Short problem
Report only the number of lines in this material that include "narzutków".

Records provided
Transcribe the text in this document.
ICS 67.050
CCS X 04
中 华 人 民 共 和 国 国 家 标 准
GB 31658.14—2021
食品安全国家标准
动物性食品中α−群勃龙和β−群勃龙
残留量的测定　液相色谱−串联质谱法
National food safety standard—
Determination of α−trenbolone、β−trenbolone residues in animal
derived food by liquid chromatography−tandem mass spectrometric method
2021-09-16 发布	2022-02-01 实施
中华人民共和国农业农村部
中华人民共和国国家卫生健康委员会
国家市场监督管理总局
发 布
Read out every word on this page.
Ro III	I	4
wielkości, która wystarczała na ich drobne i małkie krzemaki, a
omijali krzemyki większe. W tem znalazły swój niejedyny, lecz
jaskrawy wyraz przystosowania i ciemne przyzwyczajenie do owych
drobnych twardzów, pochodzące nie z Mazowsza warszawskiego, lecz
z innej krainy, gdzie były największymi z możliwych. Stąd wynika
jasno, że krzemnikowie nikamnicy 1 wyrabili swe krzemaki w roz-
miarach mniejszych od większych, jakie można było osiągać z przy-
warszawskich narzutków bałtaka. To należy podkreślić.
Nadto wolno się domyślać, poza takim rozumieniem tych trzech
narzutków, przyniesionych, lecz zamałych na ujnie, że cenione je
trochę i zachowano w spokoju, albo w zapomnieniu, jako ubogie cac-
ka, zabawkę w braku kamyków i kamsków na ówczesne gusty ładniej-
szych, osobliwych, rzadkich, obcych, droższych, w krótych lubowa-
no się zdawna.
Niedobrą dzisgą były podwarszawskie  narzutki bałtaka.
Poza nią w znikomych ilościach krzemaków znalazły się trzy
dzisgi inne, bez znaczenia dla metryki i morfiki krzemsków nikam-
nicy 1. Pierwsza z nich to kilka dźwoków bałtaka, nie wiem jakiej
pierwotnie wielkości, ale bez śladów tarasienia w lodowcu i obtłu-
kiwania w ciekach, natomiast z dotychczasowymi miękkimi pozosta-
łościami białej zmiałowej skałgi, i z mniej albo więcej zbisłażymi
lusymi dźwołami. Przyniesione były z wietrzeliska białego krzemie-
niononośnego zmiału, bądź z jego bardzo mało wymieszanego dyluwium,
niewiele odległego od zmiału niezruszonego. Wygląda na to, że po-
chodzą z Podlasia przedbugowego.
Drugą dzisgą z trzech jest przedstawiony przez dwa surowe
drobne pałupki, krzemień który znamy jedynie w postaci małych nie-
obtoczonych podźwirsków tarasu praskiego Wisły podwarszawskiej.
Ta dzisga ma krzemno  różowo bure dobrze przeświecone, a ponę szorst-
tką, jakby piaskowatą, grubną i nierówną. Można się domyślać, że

The solution
2